**EXTRACTED INFORMATION**

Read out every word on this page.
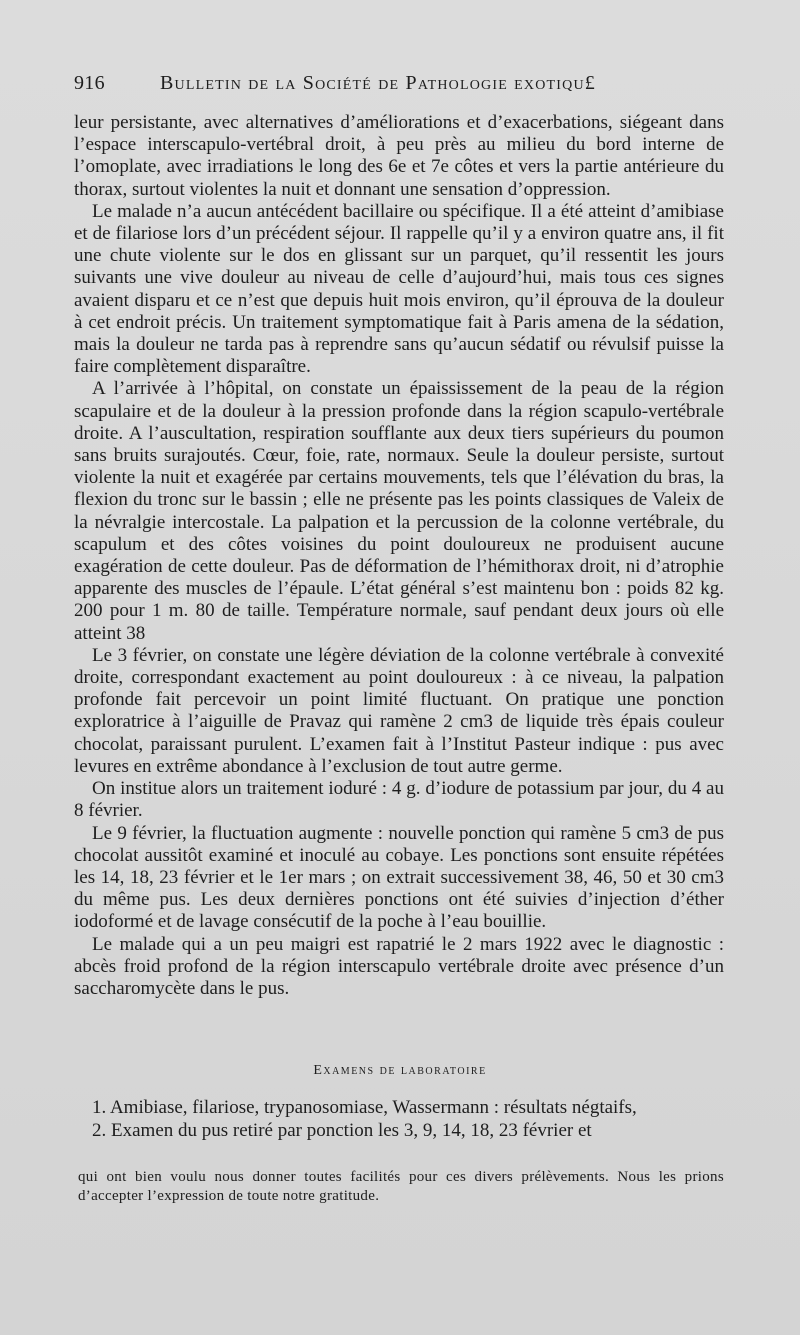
916	Bulletin de la Société de Pathologie exotiqu£

leur persistante, avec alternatives d’améliorations et d’exacerbations, siégeant dans l’espace interscapulo-vertébral droit, à peu près au milieu du bord interne de l’omoplate, avec irradiations le long des 6e et 7e côtes et vers la partie antérieure du thorax, surtout violentes la nuit et donnant une sensation d’oppression.

Le malade n’a aucun antécédent bacillaire ou spécifique. Il a été atteint d’amibiase et de filariose lors d’un précédent séjour. Il rappelle qu’il y a environ quatre ans, il fit une chute violente sur le dos en glissant sur un parquet, qu’il ressentit les jours suivants une vive douleur au niveau de celle d’aujourd’hui, mais tous ces signes avaient disparu et ce n’est que depuis huit mois environ, qu’il éprouva de la douleur à cet endroit précis. Un traitement symptomatique fait à Paris amena de la sédation, mais la douleur ne tarda pas à reprendre sans qu’aucun sédatif ou révulsif puisse la faire complètement disparaître.

A l’arrivée à l’hôpital, on constate un épaississement de la peau de la région scapulaire et de la douleur à la pression profonde dans la région scapulo-vertébrale droite. A l’auscultation, respiration soufflante aux deux tiers supérieurs du poumon sans bruits surajoutés. Cœur, foie, rate, normaux. Seule la douleur persiste, surtout violente la nuit et exagérée par certains mouvements, tels que l’élévation du bras, la flexion du tronc sur le bassin ; elle ne présente pas les points classiques de Valeix de la névralgie intercostale. La palpation et la percussion de la colonne vertébrale, du scapulum et des côtes voisines du point douloureux ne produisent aucune exagération de cette douleur. Pas de déformation de l’hémithorax droit, ni d’atrophie apparente des muscles de l’épaule. L’état général s’est maintenu bon : poids 82 kg. 200 pour 1 m. 80 de taille. Température normale, sauf pendant deux jours où elle atteint 38

Le 3 février, on constate une légère déviation de la colonne vertébrale à convexité droite, correspondant exactement au point douloureux : à ce niveau, la palpation profonde fait percevoir un point limité fluctuant. On pratique une ponction exploratrice à l’aiguille de Pravaz qui ramène 2 cm3 de liquide très épais couleur chocolat, paraissant purulent. L’examen fait à l’Institut Pasteur indique : pus avec levures en extrême abondance à l’exclusion de tout autre germe.

On institue alors un traitement ioduré : 4 g. d’iodure de potassium par jour, du 4 au 8 février.

Le 9 février, la fluctuation augmente : nouvelle ponction qui ramène 5 cm3 de pus chocolat aussitôt examiné et inoculé au cobaye. Les ponctions sont ensuite répétées les 14, 18, 23 février et le 1er mars ; on extrait successivement 38, 46, 50 et 30 cm3 du même pus. Les deux dernières ponctions ont été suivies d’injection d’éther iodoformé et de lavage consécutif de la poche à l’eau bouillie.

Le malade qui a un peu maigri est rapatrié le 2 mars 1922 avec le diagnostic : abcès froid profond de la région interscapulo vertébrale droite avec présence d’un saccharomycète dans le pus.

Examens de laboratoire
1. Amibiase, filariose, trypanosomiase, Wassermann : résultats négtaifs,
2. Examen du pus retiré par ponction les 3, 9, 14, 18, 23 février et
qui ont bien voulu nous donner toutes facilités pour ces divers prélèvements. Nous les prions d’accepter l’expression de toute notre gratitude.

**EXERCISE DESCRIPTION**
Scan the material above and determine how many lines include the word "douleur"; report only the number.

**RESULT**
2